- _What you have to do_
Retype the complete listing exactly as it appears.

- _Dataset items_
—————
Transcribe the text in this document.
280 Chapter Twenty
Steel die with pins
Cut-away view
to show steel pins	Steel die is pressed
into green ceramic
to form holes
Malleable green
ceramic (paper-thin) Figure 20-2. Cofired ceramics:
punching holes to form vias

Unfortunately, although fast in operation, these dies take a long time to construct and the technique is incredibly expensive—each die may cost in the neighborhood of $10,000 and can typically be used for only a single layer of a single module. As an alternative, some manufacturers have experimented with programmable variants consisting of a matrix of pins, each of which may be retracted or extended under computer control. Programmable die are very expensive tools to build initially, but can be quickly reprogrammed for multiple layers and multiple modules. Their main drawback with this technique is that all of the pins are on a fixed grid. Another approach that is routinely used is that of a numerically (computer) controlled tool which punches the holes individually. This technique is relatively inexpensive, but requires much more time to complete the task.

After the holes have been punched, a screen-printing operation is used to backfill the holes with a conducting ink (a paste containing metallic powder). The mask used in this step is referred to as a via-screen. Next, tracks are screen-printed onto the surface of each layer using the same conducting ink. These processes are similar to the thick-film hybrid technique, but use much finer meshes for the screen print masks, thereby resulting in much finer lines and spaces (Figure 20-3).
—————
- _Worked solution_
Transcribe the text in this document.
280 Chapter Twenty
Steel die with pins
Cut-away view
to show steel pins	Steel die is pressed
into green ceramic
to form holes
Malleable green
ceramic (paper-thin) Figure 20-2. Cofired ceramics:
punching holes to form vias

Unfortunately, although fast in operation, these dies take a long time to construct and the technique is incredibly expensive—each die may cost in the neighborhood of $10,000 and can typically be used for only a single layer of a single module. As an alternative, some manufacturers have experimented with programmable variants consisting of a matrix of pins, each of which may be retracted or extended under computer control. Programmable die are very expensive tools to build initially, but can be quickly reprogrammed for multiple layers and multiple modules. Their main drawback with this technique is that all of the pins are on a fixed grid. Another approach that is routinely used is that of a numerically (computer) controlled tool which punches the holes individually. This technique is relatively inexpensive, but requires much more time to complete the task.

After the holes have been punched, a screen-printing operation is used to backfill the holes with a conducting ink (a paste containing metallic powder). The mask used in this step is referred to as a via-screen. Next, tracks are screen-printed onto the surface of each layer using the same conducting ink. These processes are similar to the thick-film hybrid technique, but use much finer meshes for the screen print masks, thereby resulting in much finer lines and spaces (Figure 20-3).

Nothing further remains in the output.